--- Task data ---
* * * * * * *

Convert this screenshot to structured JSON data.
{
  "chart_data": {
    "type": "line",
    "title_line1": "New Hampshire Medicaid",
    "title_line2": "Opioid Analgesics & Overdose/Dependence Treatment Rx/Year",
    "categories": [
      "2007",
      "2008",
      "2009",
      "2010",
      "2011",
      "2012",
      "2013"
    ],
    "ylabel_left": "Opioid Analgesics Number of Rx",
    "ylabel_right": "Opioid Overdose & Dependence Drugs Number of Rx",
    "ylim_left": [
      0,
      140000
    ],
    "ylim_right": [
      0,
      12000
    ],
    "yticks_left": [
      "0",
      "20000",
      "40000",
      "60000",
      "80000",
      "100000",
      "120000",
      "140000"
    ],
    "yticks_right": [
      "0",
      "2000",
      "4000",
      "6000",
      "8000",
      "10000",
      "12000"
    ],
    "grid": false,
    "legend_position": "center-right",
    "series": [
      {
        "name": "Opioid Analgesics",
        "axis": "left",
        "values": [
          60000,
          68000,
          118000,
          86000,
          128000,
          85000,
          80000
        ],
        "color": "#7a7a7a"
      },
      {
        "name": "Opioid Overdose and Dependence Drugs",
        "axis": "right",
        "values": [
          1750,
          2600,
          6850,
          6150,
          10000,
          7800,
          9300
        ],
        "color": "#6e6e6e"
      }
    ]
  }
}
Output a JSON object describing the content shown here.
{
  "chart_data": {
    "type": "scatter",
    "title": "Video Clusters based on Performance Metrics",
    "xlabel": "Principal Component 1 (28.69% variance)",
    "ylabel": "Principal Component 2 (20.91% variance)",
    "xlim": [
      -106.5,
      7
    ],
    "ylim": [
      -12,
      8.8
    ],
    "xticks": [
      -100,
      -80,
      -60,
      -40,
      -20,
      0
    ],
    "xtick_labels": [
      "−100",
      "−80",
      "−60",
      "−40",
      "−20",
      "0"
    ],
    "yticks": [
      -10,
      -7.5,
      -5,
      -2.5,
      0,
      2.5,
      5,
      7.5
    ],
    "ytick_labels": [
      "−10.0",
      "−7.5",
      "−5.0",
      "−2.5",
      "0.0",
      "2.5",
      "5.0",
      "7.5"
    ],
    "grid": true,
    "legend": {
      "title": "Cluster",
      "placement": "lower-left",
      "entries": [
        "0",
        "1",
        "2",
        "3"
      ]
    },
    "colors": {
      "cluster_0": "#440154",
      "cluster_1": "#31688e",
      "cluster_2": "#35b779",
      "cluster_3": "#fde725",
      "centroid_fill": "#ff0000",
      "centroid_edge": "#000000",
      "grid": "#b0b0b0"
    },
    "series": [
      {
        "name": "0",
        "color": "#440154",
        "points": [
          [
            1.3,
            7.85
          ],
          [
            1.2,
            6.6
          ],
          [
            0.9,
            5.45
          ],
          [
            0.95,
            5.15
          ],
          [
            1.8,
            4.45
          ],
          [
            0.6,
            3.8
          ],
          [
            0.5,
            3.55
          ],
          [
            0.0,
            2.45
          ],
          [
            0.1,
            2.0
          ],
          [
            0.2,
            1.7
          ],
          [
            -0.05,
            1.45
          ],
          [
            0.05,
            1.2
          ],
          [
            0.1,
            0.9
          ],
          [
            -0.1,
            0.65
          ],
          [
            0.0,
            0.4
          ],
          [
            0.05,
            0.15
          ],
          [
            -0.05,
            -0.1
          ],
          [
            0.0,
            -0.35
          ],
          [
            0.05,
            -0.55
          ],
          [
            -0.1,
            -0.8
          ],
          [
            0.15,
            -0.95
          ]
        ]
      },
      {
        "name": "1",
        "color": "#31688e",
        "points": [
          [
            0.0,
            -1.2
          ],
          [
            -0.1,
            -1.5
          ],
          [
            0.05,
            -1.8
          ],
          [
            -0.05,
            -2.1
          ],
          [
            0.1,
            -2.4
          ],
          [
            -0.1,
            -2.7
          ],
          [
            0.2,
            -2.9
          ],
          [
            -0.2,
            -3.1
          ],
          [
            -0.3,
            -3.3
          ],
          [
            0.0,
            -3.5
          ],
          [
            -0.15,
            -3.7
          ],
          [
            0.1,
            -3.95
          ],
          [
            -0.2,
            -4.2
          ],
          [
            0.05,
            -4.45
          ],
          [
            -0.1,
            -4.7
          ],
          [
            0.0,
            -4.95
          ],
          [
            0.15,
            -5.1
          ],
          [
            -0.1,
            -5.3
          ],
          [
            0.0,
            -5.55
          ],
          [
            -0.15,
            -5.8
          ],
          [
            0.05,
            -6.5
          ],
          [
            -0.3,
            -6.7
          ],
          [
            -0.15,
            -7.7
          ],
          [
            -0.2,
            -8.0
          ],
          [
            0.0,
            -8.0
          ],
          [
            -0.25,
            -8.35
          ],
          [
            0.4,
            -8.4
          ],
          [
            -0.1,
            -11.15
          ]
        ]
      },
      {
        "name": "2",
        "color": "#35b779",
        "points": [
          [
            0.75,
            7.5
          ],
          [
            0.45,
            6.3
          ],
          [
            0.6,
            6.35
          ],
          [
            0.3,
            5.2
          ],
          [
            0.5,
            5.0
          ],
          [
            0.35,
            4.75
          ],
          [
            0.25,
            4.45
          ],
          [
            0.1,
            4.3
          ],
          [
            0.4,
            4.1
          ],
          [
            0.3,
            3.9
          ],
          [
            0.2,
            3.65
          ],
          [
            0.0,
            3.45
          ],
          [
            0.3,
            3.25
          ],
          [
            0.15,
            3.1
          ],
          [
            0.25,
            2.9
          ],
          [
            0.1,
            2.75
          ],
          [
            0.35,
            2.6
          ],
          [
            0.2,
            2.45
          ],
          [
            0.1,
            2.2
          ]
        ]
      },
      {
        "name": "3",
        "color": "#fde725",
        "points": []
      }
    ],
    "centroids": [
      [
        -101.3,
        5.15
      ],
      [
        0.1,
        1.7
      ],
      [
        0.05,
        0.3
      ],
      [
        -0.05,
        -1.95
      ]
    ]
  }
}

* * * * * * *

--- What this task involves ---
Reproduce the listing above word for word.

--- Result below ---
Convert this screenshot to structured JSON data.
{
  "chart_data": {
    "type": "line",
    "title_line1": "New Hampshire Medicaid",
    "title_line2": "Opioid Analgesics & Overdose/Dependence Treatment Rx/Year",
    "categories": [
      "2007",
      "2008",
      "2009",
      "2010",
      "2011",
      "2012",
      "2013"
    ],
    "ylabel_left": "Opioid Analgesics Number of Rx",
    "ylabel_right": "Opioid Overdose & Dependence Drugs Number of Rx",
    "ylim_left": [
      0,
      140000
    ],
    "ylim_right": [
      0,
      12000
    ],
    "yticks_left": [
      "0",
      "20000",
      "40000",
      "60000",
      "80000",
      "100000",
      "120000",
      "140000"
    ],
    "yticks_right": [
      "0",
      "2000",
      "4000",
      "6000",
      "8000",
      "10000",
      "12000"
    ],
    "grid": false,
    "legend_position": "center-right",
    "series": [
      {
        "name": "Opioid Analgesics",
        "axis": "left",
        "values": [
          60000,
          68000,
          118000,
          86000,
          128000,
          85000,
          80000
        ],
        "color": "#7a7a7a"
      },
      {
        "name": "Opioid Overdose and Dependence Drugs",
        "axis": "right",
        "values": [
          1750,
          2600,
          6850,
          6150,
          10000,
          7800,
          9300
        ],
        "color": "#6e6e6e"
      }
    ]
  }
}
Output a JSON object describing the content shown here.
{
  "chart_data": {
    "type": "scatter",
    "title": "Video Clusters based on Performance Metrics",
    "xlabel": "Principal Component 1 (28.69% variance)",
    "ylabel": "Principal Component 2 (20.91% variance)",
    "xlim": [
      -106.5,
      7
    ],
    "ylim": [
      -12,
      8.8
    ],
    "xticks": [
      -100,
      -80,
      -60,
      -40,
      -20,
      0
    ],
    "xtick_labels": [
      "−100",
      "−80",
      "−60",
      "−40",
      "−20",
      "0"
    ],
    "yticks": [
      -10,
      -7.5,
      -5,
      -2.5,
      0,
      2.5,
      5,
      7.5
    ],
    "ytick_labels": [
      "−10.0",
      "−7.5",
      "−5.0",
      "−2.5",
      "0.0",
      "2.5",
      "5.0",
      "7.5"
    ],
    "grid": true,
    "legend": {
      "title": "Cluster",
      "placement": "lower-left",
      "entries": [
        "0",
        "1",
        "2",
        "3"
      ]
    },
    "colors": {
      "cluster_0": "#440154",
      "cluster_1": "#31688e",
      "cluster_2": "#35b779",
      "cluster_3": "#fde725",
      "centroid_fill": "#ff0000",
      "centroid_edge": "#000000",
      "grid": "#b0b0b0"
    },
    "series": [
      {
        "name": "0",
        "color": "#440154",
        "points": [
          [
            1.3,
            7.85
          ],
          [
            1.2,
            6.6
          ],
          [
            0.9,
            5.45
          ],
          [
            0.95,
            5.15
          ],
          [
            1.8,
            4.45
          ],
          [
            0.6,
            3.8
          ],
          [
            0.5,
            3.55
          ],
          [
            0.0,
            2.45
          ],
          [
            0.1,
            2.0
          ],
          [
            0.2,
            1.7
          ],
          [
            -0.05,
            1.45
          ],
          [
            0.05,
            1.2
          ],
          [
            0.1,
            0.9
          ],
          [
            -0.1,
            0.65
          ],
          [
            0.0,
            0.4
          ],
          [
            0.05,
            0.15
          ],
          [
            -0.05,
            -0.1
          ],
          [
            0.0,
            -0.35
          ],
          [
            0.05,
            -0.55
          ],
          [
            -0.1,
            -0.8
          ],
          [
            0.15,
            -0.95
          ]
        ]
      },
      {
        "name": "1",
        "color": "#31688e",
        "points": [
          [
            0.0,
            -1.2
          ],
          [
            -0.1,
            -1.5
          ],
          [
            0.05,
            -1.8
          ],
          [
            -0.05,
            -2.1
          ],
          [
            0.1,
            -2.4
          ],
          [
            -0.1,
            -2.7
          ],
          [
            0.2,
            -2.9
          ],
          [
            -0.2,
            -3.1
          ],
          [
            -0.3,
            -3.3
          ],
          [
            0.0,
            -3.5
          ],
          [
            -0.15,
            -3.7
          ],
          [
            0.1,
            -3.95
          ],
          [
            -0.2,
            -4.2
          ],
          [
            0.05,
            -4.45
          ],
          [
            -0.1,
            -4.7
          ],
          [
            0.0,
            -4.95
          ],
          [
            0.15,
            -5.1
          ],
          [
            -0.1,
            -5.3
          ],
          [
            0.0,
            -5.55
          ],
          [
            -0.15,
            -5.8
          ],
          [
            0.05,
            -6.5
          ],
          [
            -0.3,
            -6.7
          ],
          [
            -0.15,
            -7.7
          ],
          [
            -0.2,
            -8.0
          ],
          [
            0.0,
            -8.0
          ],
          [
            -0.25,
            -8.35
          ],
          [
            0.4,
            -8.4
          ],
          [
            -0.1,
            -11.15
          ]
        ]
      },
      {
        "name": "2",
        "color": "#35b779",
        "points": [
          [
            0.75,
            7.5
          ],
          [
            0.45,
            6.3
          ],
          [
            0.6,
            6.35
          ],
          [
            0.3,
            5.2
          ],
          [
            0.5,
            5.0
          ],
          [
            0.35,
            4.75
          ],
          [
            0.25,
            4.45
          ],
          [
            0.1,
            4.3
          ],
          [
            0.4,
            4.1
          ],
          [
            0.3,
            3.9
          ],
          [
            0.2,
            3.65
          ],
          [
            0.0,
            3.45
          ],
          [
            0.3,
            3.25
          ],
          [
            0.15,
            3.1
          ],
          [
            0.25,
            2.9
          ],
          [
            0.1,
            2.75
          ],
          [
            0.35,
            2.6
          ],
          [
            0.2,
            2.45
          ],
          [
            0.1,
            2.2
          ]
        ]
      },
      {
        "name": "3",
        "color": "#fde725",
        "points": []
      }
    ],
    "centroids": [
      [
        -101.3,
        5.15
      ],
      [
        0.1,
        1.7
      ],
      [
        0.05,
        0.3
      ],
      [
        -0.05,
        -1.95
      ]
    ]
  }
}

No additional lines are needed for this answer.